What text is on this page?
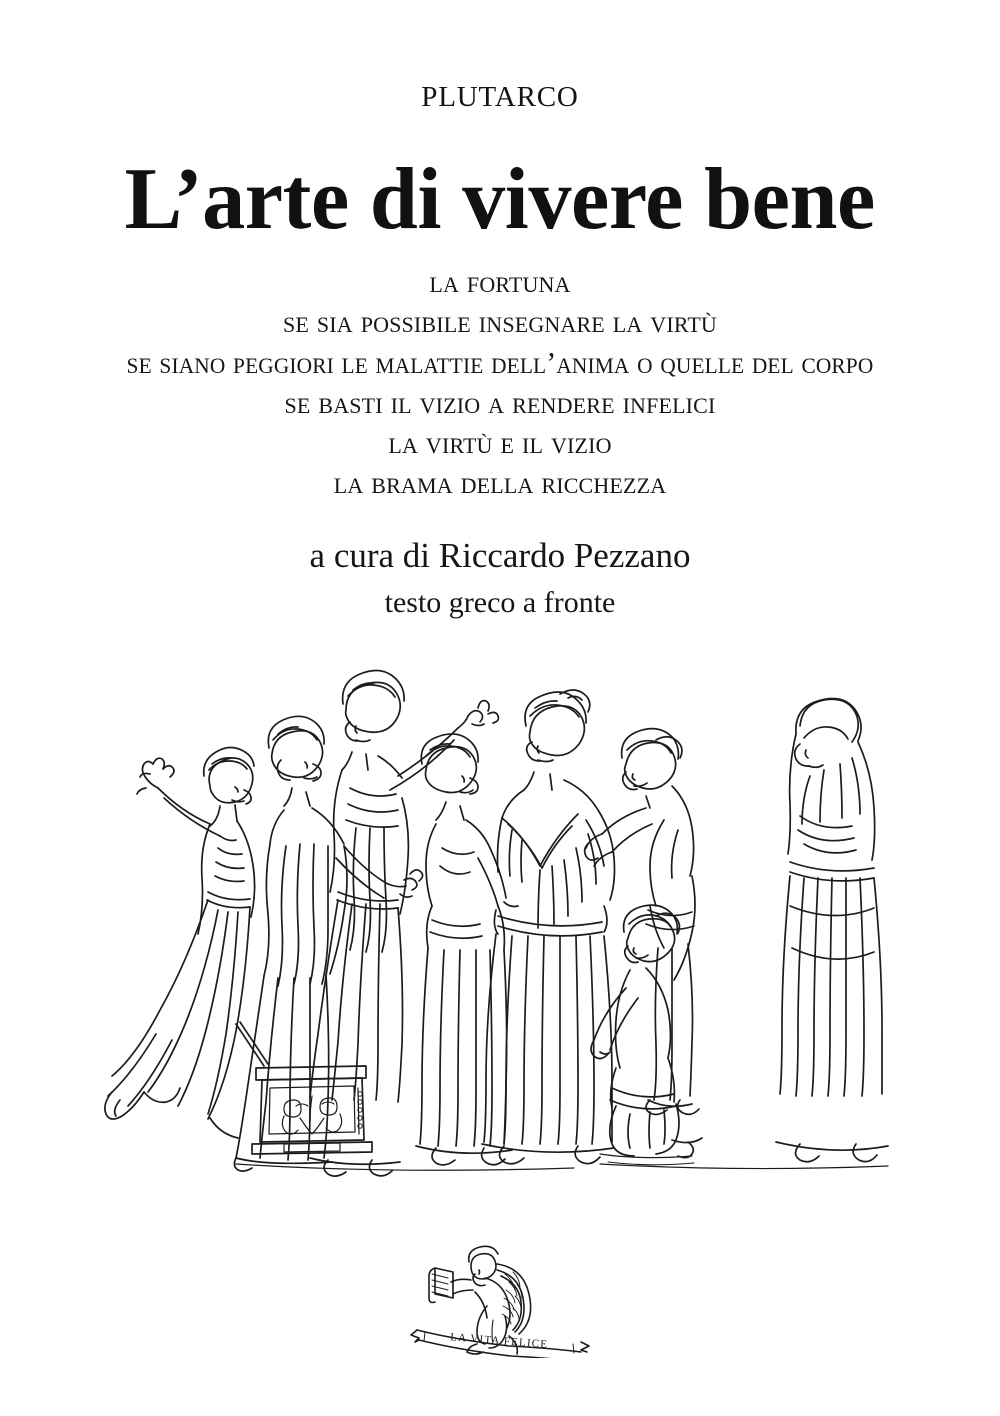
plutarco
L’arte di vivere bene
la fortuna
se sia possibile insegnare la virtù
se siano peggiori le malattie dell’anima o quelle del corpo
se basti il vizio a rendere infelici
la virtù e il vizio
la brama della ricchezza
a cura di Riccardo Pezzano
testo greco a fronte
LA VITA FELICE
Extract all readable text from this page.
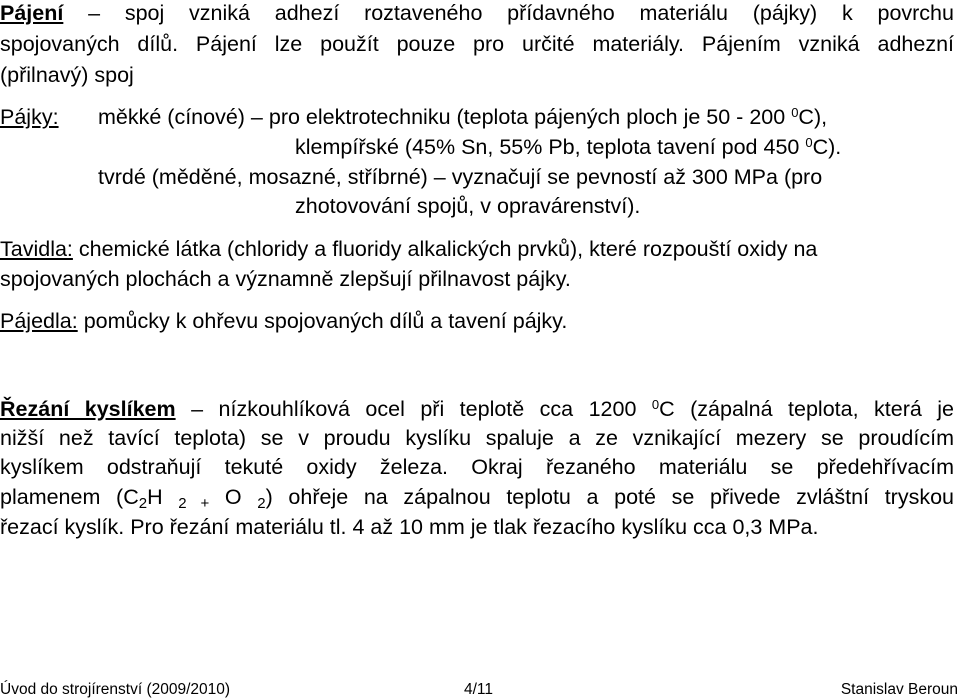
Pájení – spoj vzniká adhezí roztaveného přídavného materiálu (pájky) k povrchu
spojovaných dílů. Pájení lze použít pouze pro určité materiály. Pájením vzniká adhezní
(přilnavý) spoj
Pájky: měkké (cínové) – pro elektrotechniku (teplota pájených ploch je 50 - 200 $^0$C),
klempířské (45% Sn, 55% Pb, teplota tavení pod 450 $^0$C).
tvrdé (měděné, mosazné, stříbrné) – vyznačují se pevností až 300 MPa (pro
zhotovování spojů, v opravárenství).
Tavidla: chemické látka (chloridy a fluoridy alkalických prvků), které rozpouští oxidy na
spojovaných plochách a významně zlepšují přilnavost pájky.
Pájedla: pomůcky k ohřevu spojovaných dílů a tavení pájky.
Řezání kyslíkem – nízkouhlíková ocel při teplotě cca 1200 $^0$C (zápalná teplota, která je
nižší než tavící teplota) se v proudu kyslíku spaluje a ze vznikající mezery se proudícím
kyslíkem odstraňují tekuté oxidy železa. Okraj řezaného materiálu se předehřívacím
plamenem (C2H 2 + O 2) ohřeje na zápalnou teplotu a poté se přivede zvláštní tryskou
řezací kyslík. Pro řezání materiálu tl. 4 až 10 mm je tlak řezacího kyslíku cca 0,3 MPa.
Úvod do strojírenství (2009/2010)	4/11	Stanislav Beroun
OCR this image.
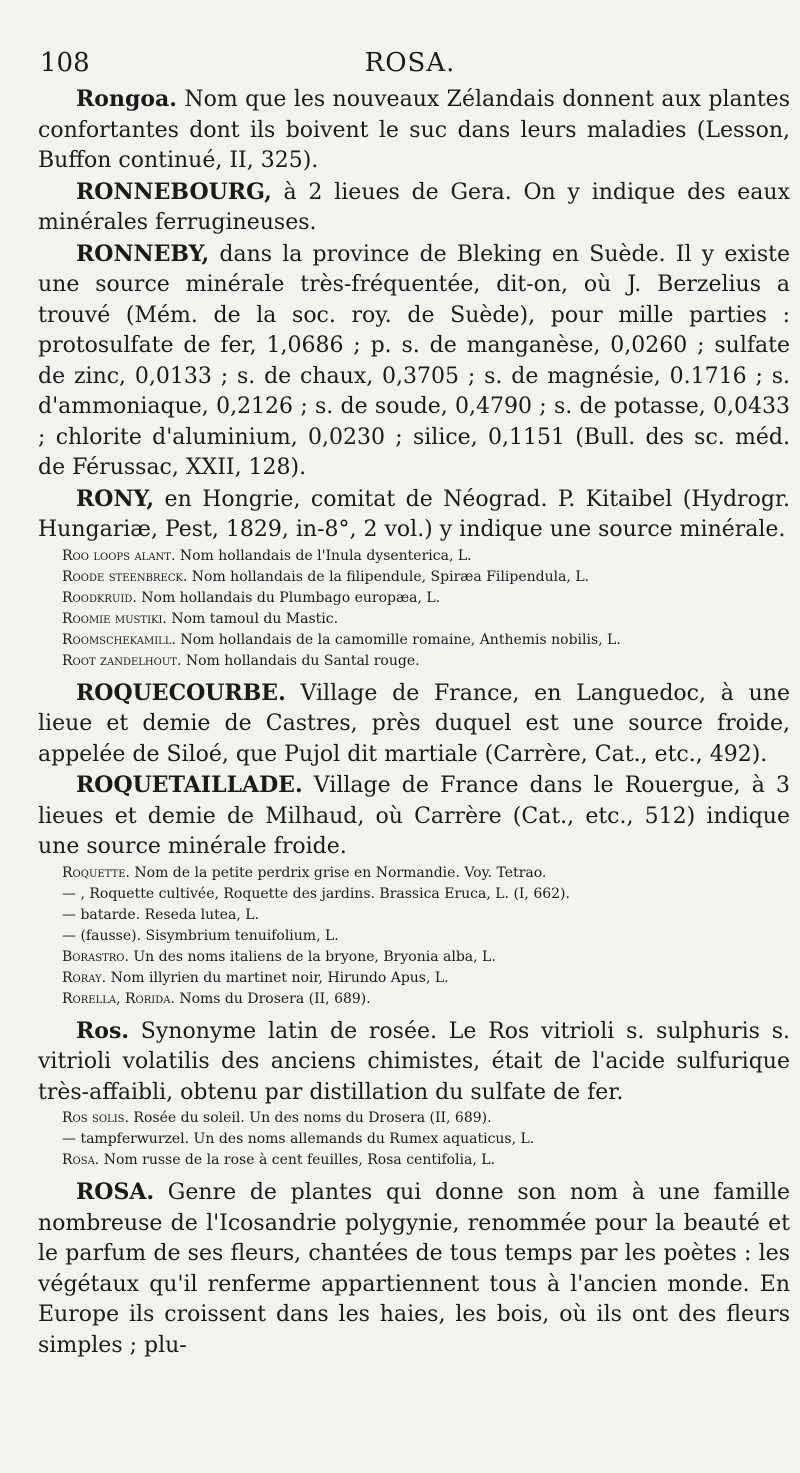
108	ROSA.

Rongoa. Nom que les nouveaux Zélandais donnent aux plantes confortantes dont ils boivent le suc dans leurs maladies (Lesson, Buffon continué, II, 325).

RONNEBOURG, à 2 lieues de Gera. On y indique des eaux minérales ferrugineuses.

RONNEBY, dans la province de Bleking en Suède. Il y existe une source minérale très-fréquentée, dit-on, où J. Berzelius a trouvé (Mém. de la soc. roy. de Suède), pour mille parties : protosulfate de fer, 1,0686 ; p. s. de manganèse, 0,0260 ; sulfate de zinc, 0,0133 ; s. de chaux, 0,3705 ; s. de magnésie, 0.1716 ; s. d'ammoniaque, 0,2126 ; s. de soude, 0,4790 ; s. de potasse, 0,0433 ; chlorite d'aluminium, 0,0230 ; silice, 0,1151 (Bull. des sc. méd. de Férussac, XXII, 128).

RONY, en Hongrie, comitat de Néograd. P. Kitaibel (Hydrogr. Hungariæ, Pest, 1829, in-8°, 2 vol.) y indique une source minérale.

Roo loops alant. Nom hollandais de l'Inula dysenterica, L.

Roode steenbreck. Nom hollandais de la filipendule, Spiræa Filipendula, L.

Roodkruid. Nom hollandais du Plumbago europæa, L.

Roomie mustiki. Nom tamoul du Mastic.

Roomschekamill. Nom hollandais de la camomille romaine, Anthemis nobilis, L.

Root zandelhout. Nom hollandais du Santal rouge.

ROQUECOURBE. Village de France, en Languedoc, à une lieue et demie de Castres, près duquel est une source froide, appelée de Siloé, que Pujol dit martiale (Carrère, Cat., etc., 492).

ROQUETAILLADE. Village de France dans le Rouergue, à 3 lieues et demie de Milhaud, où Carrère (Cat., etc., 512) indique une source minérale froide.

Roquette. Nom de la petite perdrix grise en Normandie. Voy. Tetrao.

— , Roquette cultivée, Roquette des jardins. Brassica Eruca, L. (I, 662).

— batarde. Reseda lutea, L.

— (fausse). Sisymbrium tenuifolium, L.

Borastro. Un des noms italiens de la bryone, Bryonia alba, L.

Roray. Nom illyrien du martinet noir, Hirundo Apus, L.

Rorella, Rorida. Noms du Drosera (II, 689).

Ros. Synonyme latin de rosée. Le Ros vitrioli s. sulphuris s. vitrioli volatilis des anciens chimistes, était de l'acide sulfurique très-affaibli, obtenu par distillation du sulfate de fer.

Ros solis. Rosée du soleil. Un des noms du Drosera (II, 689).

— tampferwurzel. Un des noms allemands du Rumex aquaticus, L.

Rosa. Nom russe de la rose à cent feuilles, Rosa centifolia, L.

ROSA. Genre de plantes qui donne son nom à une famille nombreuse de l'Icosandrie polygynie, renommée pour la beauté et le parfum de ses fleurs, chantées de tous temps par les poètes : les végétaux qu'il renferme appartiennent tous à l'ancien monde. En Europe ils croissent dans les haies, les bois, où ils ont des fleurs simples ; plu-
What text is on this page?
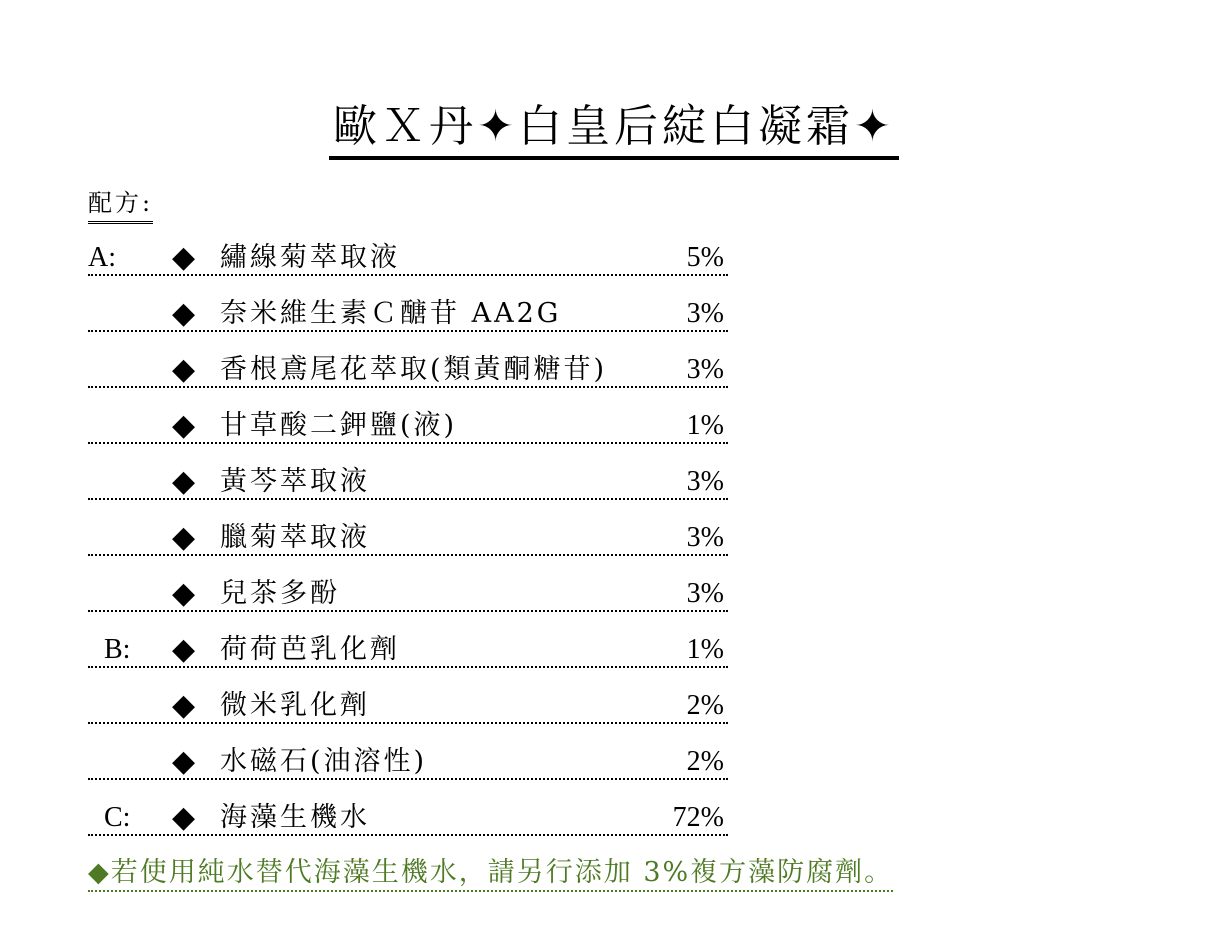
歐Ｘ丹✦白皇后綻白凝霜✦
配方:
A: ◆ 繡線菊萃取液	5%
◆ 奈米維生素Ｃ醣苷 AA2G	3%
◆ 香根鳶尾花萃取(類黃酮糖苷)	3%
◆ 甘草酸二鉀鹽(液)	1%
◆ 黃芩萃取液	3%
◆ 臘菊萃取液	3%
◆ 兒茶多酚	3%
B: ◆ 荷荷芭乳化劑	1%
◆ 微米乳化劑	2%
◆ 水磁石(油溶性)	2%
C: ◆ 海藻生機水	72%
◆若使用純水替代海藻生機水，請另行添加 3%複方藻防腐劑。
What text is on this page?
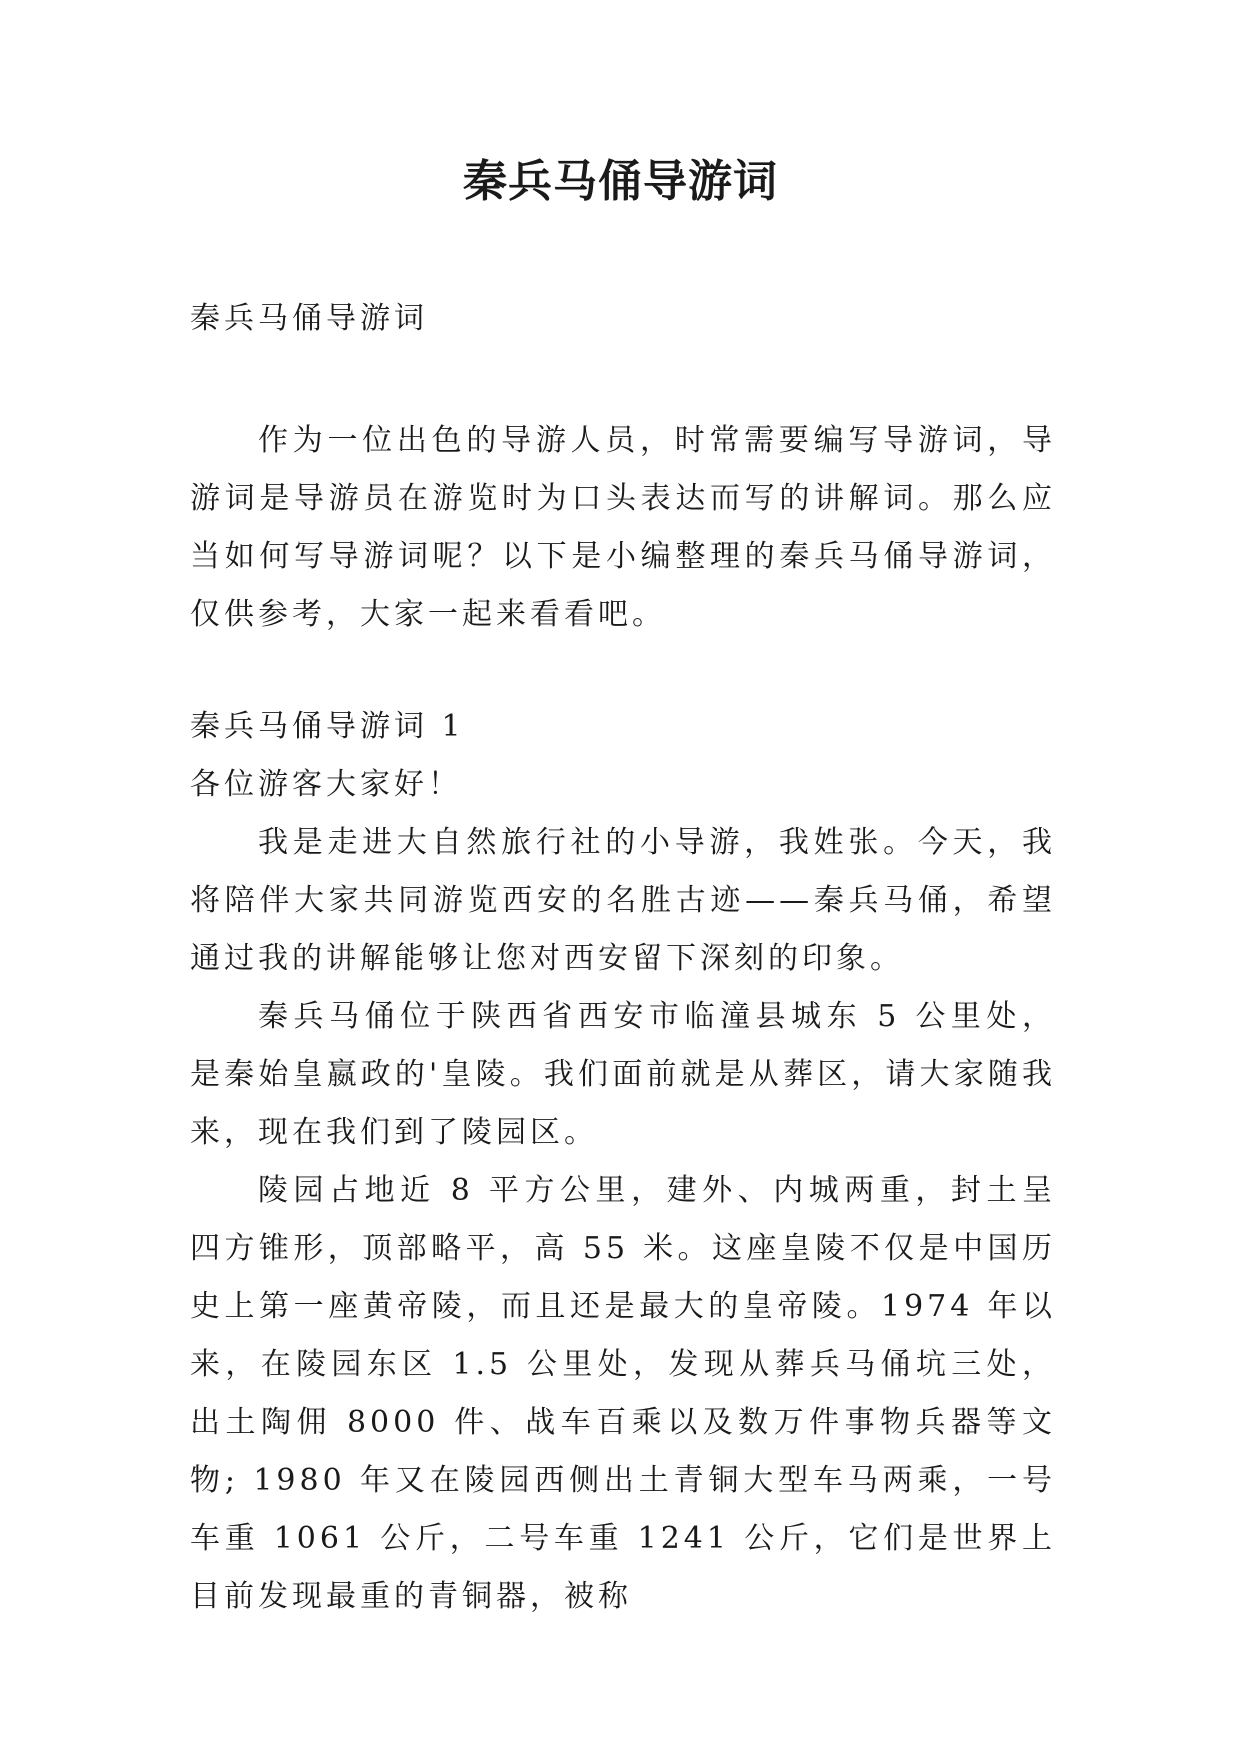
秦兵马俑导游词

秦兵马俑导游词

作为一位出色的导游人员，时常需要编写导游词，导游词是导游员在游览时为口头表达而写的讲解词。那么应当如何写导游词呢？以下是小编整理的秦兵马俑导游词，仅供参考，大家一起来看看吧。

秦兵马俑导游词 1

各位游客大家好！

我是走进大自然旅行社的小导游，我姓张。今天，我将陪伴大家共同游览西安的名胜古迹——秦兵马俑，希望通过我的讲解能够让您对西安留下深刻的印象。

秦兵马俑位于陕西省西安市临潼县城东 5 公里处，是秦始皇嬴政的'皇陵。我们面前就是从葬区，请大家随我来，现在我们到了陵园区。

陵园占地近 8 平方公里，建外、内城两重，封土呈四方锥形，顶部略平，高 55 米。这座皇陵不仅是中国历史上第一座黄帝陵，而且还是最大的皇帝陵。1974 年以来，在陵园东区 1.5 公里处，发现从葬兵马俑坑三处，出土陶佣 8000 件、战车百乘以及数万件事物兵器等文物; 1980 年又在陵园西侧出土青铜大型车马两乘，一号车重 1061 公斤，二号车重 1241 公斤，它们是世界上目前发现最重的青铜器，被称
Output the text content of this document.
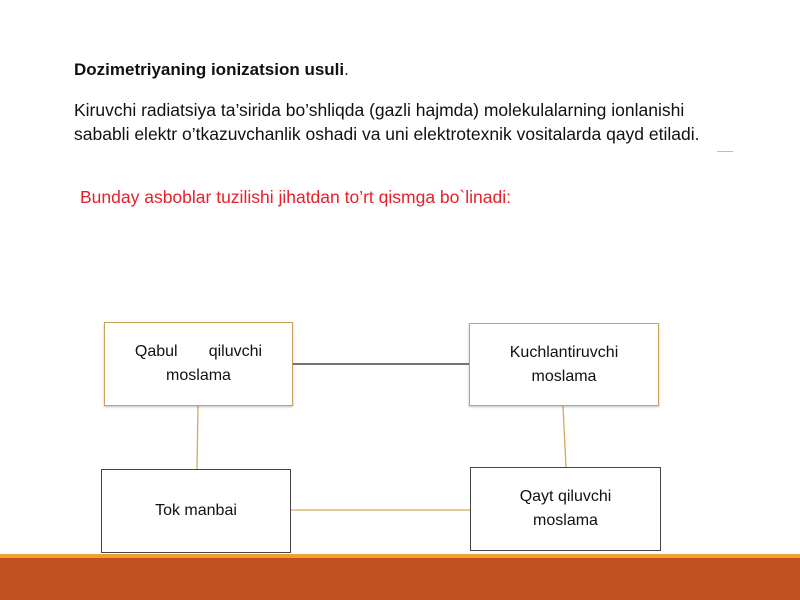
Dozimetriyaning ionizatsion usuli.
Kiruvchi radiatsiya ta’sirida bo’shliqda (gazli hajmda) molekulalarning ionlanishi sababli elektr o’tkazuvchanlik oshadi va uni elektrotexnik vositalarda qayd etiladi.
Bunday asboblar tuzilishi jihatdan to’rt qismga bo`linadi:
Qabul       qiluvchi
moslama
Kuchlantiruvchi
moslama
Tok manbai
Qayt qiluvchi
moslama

→ Exercise directions: Copy each line that holds the word "kyslíku".

→ Answer for the task:
nižší než tavící teplota) se v proudu kyslíku spaluje a ze vznikající mezery se proudícím
řezací kyslík. Pro řezání materiálu tl. 4 až 10 mm je tlak řezacího kyslíku cca 0,3 MPa.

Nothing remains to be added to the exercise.